EXERCISE TASK ->
From the entries below, copy out every line with "month" in it.

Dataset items
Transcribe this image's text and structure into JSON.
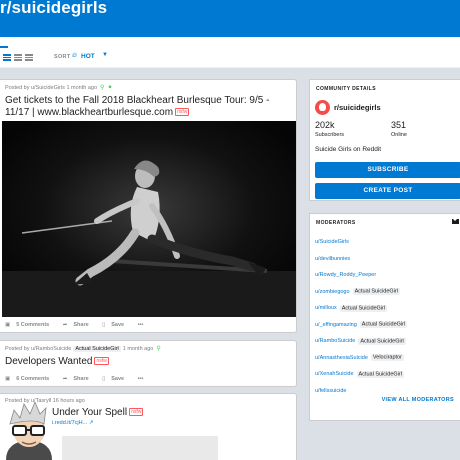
{
  "header": {
    "title": "r/suicidegirls",
    "accent": "#0079d3"
  },
  "sortbar": {
    "label": "SORT",
    "value": "HOT",
    "icons": [
      "card-view-icon",
      "classic-view-icon",
      "compact-view-icon",
      "flame-icon",
      "chevron-down-icon"
    ]
  },
  "posts": [
    {
      "meta": "Posted by u/SuicideGirls 1 month ago",
      "title": "Get tickets to the Fall 2018 Blackheart Burlesque Tour: 9/5 - 11/17 | www.blackheartburlesque.com",
      "nsfw": "nsfw",
      "actions": {
        "comments": "5 Comments",
        "share": "Share",
        "save": "Save",
        "more": "•••"
      }
    },
    {
      "meta_prefix": "Posted by u/RamboSuicide",
      "flair": "Actual SuicideGirl",
      "meta_suffix": "1 month ago",
      "title": "Developers Wanted",
      "nsfw": "nsfw",
      "actions": {
        "comments": "6 Comments",
        "share": "Share",
        "save": "Save",
        "more": "•••"
      }
    },
    {
      "meta": "Posted by u/Tasryll 16 hours ago",
      "title": "Under Your Spell",
      "nsfw": "nsfw",
      "link": "i.redd.it/7cjH..."
    }
  ],
  "community": {
    "header": "COMMUNITY DETAILS",
    "name": "r/suicidegirls",
    "subscribers": "202k",
    "subscribers_label": "Subscribers",
    "online": "351",
    "online_label": "Online",
    "description": "Suicide Girls on Reddit",
    "subscribe_label": "SUBSCRIBE",
    "create_post_label": "CREATE POST"
  },
  "moderators": {
    "header": "MODERATORS",
    "items": [
      {
        "name": "u/SuicideGirls",
        "flair": ""
      },
      {
        "name": "u/devilbunnies",
        "flair": ""
      },
      {
        "name": "u/Rowdy_Roddy_Peeper",
        "flair": ""
      },
      {
        "name": "u/zombiegogo",
        "flair": "Actual SuicideGirl"
      },
      {
        "name": "u/milloux",
        "flair": "Actual SuicideGirl"
      },
      {
        "name": "u/_effingamazing",
        "flair": "Actual SuicideGirl"
      },
      {
        "name": "u/RamboSuicide",
        "flair": "Actual SuicideGirl"
      },
      {
        "name": "u/AnnasthesiaSuicide",
        "flair": "Velociraptor"
      },
      {
        "name": "u/XenahSuicide",
        "flair": "Actual SuicideGirl"
      },
      {
        "name": "u/fellssuicide",
        "flair": ""
      }
    ],
    "view_all": "VIEW ALL MODERATORS"
  }
}
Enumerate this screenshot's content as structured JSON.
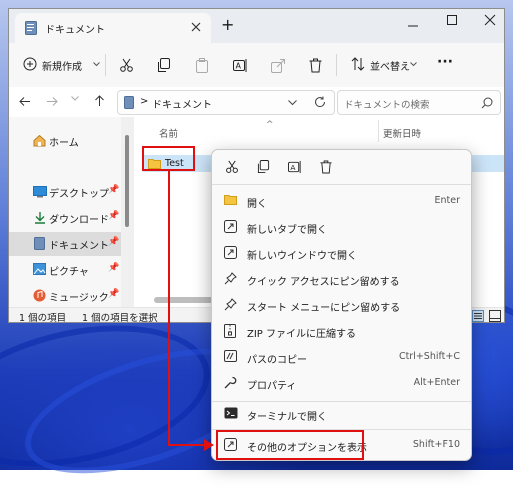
{
  "window": {
    "tab_title": "ドキュメント",
    "new_tab_glyph": "+"
  },
  "commandbar": {
    "new_label": "新規作成",
    "sort_label": "並べ替え",
    "more_glyph": "···"
  },
  "address": {
    "chevron": ">",
    "location": "ドキュメント",
    "search_placeholder": "ドキュメントの検索"
  },
  "nav": {
    "items": [
      {
        "label": "ホーム",
        "icon": "home-icon"
      },
      {
        "label": "デスクトップ",
        "icon": "desktop-icon"
      },
      {
        "label": "ダウンロード",
        "icon": "download-icon"
      },
      {
        "label": "ドキュメント",
        "icon": "documents-icon"
      },
      {
        "label": "ピクチャ",
        "icon": "pictures-icon"
      },
      {
        "label": "ミュージック",
        "icon": "music-icon"
      }
    ]
  },
  "content": {
    "col_name": "名前",
    "col_modified": "更新日時",
    "sort_glyph": "^",
    "folder_name": "Test"
  },
  "status": {
    "item_count": "1 個の項目",
    "selected_count": "1 個の項目を選択"
  },
  "context_menu": {
    "items": [
      {
        "label": "開く",
        "key": "Enter",
        "icon": "folder-open-icon"
      },
      {
        "label": "新しいタブで開く",
        "key": "",
        "icon": "new-tab-icon"
      },
      {
        "label": "新しいウインドウで開く",
        "key": "",
        "icon": "new-window-icon"
      },
      {
        "label": "クイック アクセスにピン留めする",
        "key": "",
        "icon": "pin-icon"
      },
      {
        "label": "スタート メニューにピン留めする",
        "key": "",
        "icon": "pin-icon"
      },
      {
        "label": "ZIP ファイルに圧縮する",
        "key": "",
        "icon": "zip-icon"
      },
      {
        "label": "パスのコピー",
        "key": "Ctrl+Shift+C",
        "icon": "copy-path-icon"
      },
      {
        "label": "プロパティ",
        "key": "Alt+Enter",
        "icon": "wrench-icon"
      },
      {
        "label": "ターミナルで開く",
        "key": "",
        "icon": "terminal-icon"
      },
      {
        "label": "その他のオプションを表示",
        "key": "Shift+F10",
        "icon": "more-options-icon"
      }
    ]
  },
  "colors": {
    "accent": "#0067c0",
    "annotation_red": "#e01010",
    "folder_yellow": "#f5c542"
  }
}
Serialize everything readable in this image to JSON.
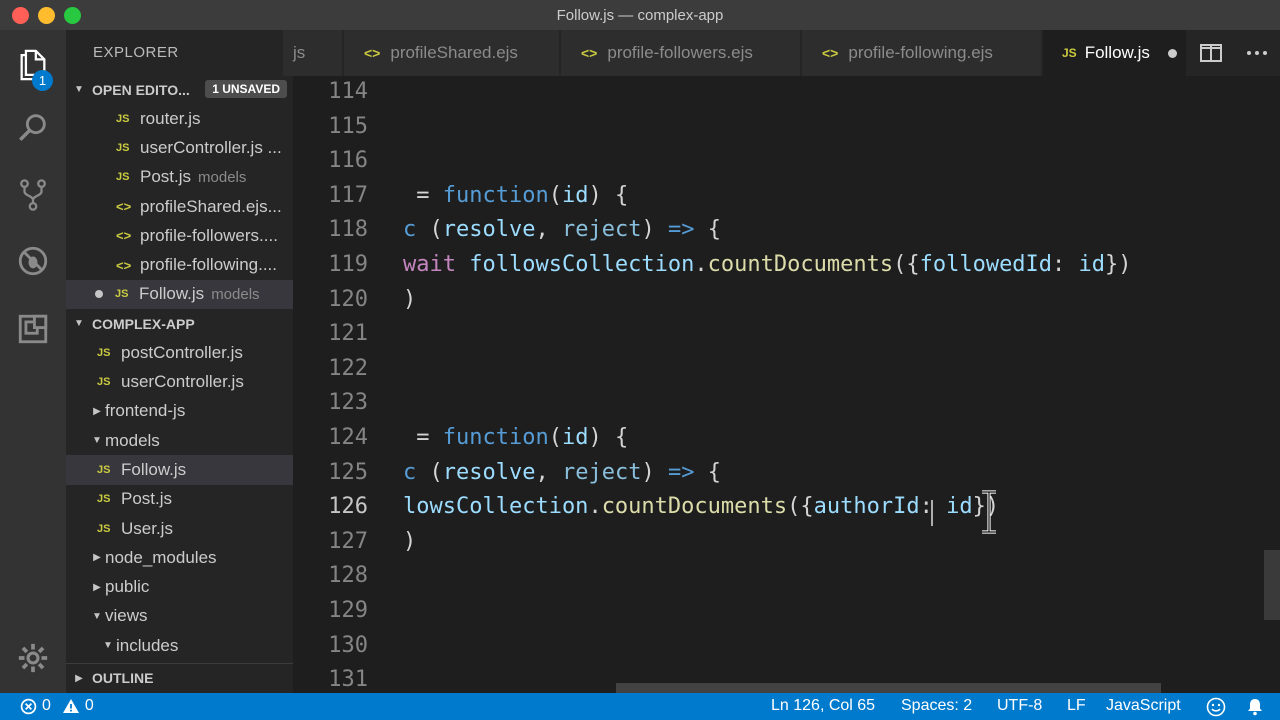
{
  "window": {
    "title": "Follow.js — complex-app"
  },
  "activity": {
    "explorer_badge": "1"
  },
  "sidebar": {
    "title": "EXPLORER",
    "open_editors": {
      "label": "OPEN EDITO...",
      "badge": "1 UNSAVED",
      "items": [
        {
          "icon": "JS",
          "name": "router.js",
          "desc": ""
        },
        {
          "icon": "JS",
          "name": "userController.js ...",
          "desc": ""
        },
        {
          "icon": "JS",
          "name": "Post.js",
          "desc": "models"
        },
        {
          "icon": "<>",
          "name": "profileShared.ejs...",
          "desc": ""
        },
        {
          "icon": "<>",
          "name": "profile-followers....",
          "desc": ""
        },
        {
          "icon": "<>",
          "name": "profile-following....",
          "desc": ""
        },
        {
          "icon": "JS",
          "name": "Follow.js",
          "desc": "models"
        }
      ]
    },
    "project": {
      "label": "COMPLEX-APP",
      "items": [
        {
          "kind": "file",
          "icon": "JS",
          "name": "postController.js"
        },
        {
          "kind": "file",
          "icon": "JS",
          "name": "userController.js"
        },
        {
          "kind": "folder",
          "caret": "▶",
          "name": "frontend-js"
        },
        {
          "kind": "folder",
          "caret": "▼",
          "name": "models"
        },
        {
          "kind": "file",
          "icon": "JS",
          "name": "Follow.js"
        },
        {
          "kind": "file",
          "icon": "JS",
          "name": "Post.js"
        },
        {
          "kind": "file",
          "icon": "JS",
          "name": "User.js"
        },
        {
          "kind": "folder",
          "caret": "▶",
          "name": "node_modules"
        },
        {
          "kind": "folder",
          "caret": "▶",
          "name": "public"
        },
        {
          "kind": "folder",
          "caret": "▼",
          "name": "views"
        },
        {
          "kind": "folder",
          "caret": "▼",
          "name": "includes"
        }
      ]
    },
    "outline": {
      "label": "OUTLINE"
    }
  },
  "tabs": [
    {
      "icon": "",
      "label": "js"
    },
    {
      "icon": "<>",
      "label": "profileShared.ejs"
    },
    {
      "icon": "<>",
      "label": "profile-followers.ejs"
    },
    {
      "icon": "<>",
      "label": "profile-following.ejs"
    },
    {
      "icon": "JS",
      "label": "Follow.js"
    }
  ],
  "editor": {
    "current_line": "126",
    "lines": [
      {
        "n": "114",
        "tokens": []
      },
      {
        "n": "115",
        "tokens": []
      },
      {
        "n": "116",
        "tokens": []
      },
      {
        "n": "117",
        "tokens": [
          {
            "t": " = ",
            "c": ""
          },
          {
            "t": "function",
            "c": "kw"
          },
          {
            "t": "(",
            "c": ""
          },
          {
            "t": "id",
            "c": "prm"
          },
          {
            "t": ") {",
            "c": ""
          }
        ]
      },
      {
        "n": "118",
        "tokens": [
          {
            "t": "c",
            "c": "kw"
          },
          {
            "t": " (",
            "c": ""
          },
          {
            "t": "resolve",
            "c": "prm"
          },
          {
            "t": ", ",
            "c": ""
          },
          {
            "t": "reject",
            "c": "rej"
          },
          {
            "t": ") ",
            "c": ""
          },
          {
            "t": "=>",
            "c": "op"
          },
          {
            "t": " {",
            "c": ""
          }
        ]
      },
      {
        "n": "119",
        "tokens": [
          {
            "t": "wait",
            "c": "ctl"
          },
          {
            "t": " ",
            "c": ""
          },
          {
            "t": "followsCollection",
            "c": "var"
          },
          {
            "t": ".",
            "c": ""
          },
          {
            "t": "countDocuments",
            "c": "fn"
          },
          {
            "t": "({",
            "c": ""
          },
          {
            "t": "followedId",
            "c": "var"
          },
          {
            "t": ": ",
            "c": ""
          },
          {
            "t": "id",
            "c": "prm"
          },
          {
            "t": "})",
            "c": ""
          }
        ]
      },
      {
        "n": "120",
        "tokens": [
          {
            "t": ")",
            "c": ""
          }
        ]
      },
      {
        "n": "121",
        "tokens": []
      },
      {
        "n": "122",
        "tokens": []
      },
      {
        "n": "123",
        "tokens": []
      },
      {
        "n": "124",
        "tokens": [
          {
            "t": " = ",
            "c": ""
          },
          {
            "t": "function",
            "c": "kw"
          },
          {
            "t": "(",
            "c": ""
          },
          {
            "t": "id",
            "c": "prm"
          },
          {
            "t": ") {",
            "c": ""
          }
        ]
      },
      {
        "n": "125",
        "tokens": [
          {
            "t": "c",
            "c": "kw"
          },
          {
            "t": " (",
            "c": ""
          },
          {
            "t": "resolve",
            "c": "prm"
          },
          {
            "t": ", ",
            "c": ""
          },
          {
            "t": "reject",
            "c": "rej"
          },
          {
            "t": ") ",
            "c": ""
          },
          {
            "t": "=>",
            "c": "op"
          },
          {
            "t": " {",
            "c": ""
          }
        ]
      },
      {
        "n": "126",
        "tokens": [
          {
            "t": "lowsCollection",
            "c": "var"
          },
          {
            "t": ".",
            "c": ""
          },
          {
            "t": "countDocuments",
            "c": "fn"
          },
          {
            "t": "({",
            "c": ""
          },
          {
            "t": "authorId",
            "c": "var"
          },
          {
            "t": ": ",
            "c": ""
          },
          {
            "t": "id",
            "c": "prm"
          },
          {
            "t": "})",
            "c": ""
          }
        ]
      },
      {
        "n": "127",
        "tokens": [
          {
            "t": ")",
            "c": ""
          }
        ]
      },
      {
        "n": "128",
        "tokens": []
      },
      {
        "n": "129",
        "tokens": []
      },
      {
        "n": "130",
        "tokens": []
      },
      {
        "n": "131",
        "tokens": []
      }
    ]
  },
  "status": {
    "errors": "0",
    "warnings": "0",
    "position": "Ln 126, Col 65",
    "spaces": "Spaces: 2",
    "encoding": "UTF-8",
    "eol": "LF",
    "language": "JavaScript"
  },
  "colors": {
    "accent": "#007acc",
    "js_icon": "#cbcb41"
  }
}
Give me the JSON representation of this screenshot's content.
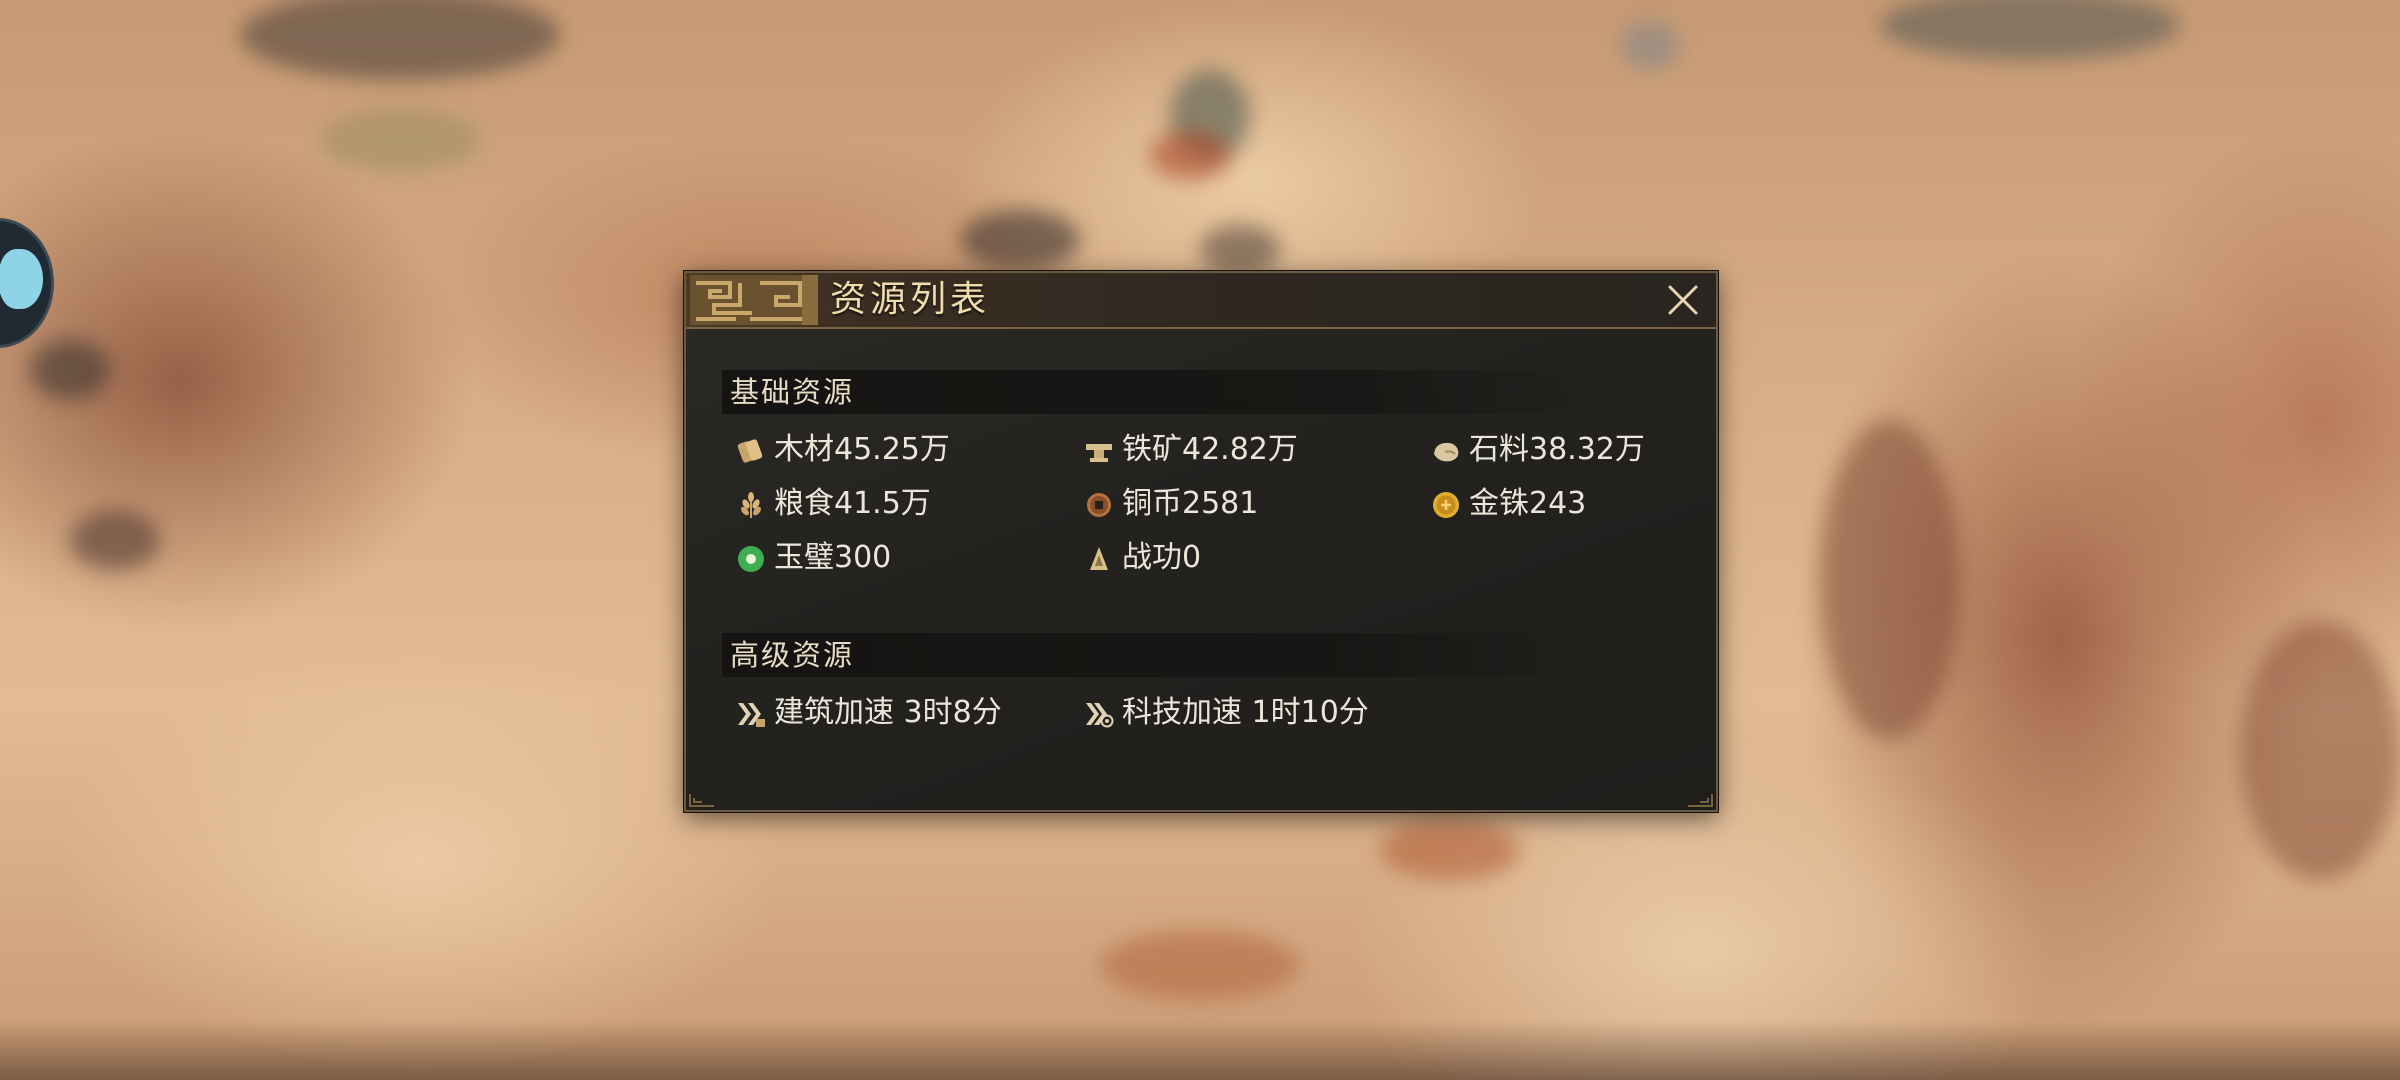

SOLUTION TO THIS PROBLEM ->
      "meta": "Posted by u/SuicideGirls 1 month ago",
      "meta_suffix": "1 month ago",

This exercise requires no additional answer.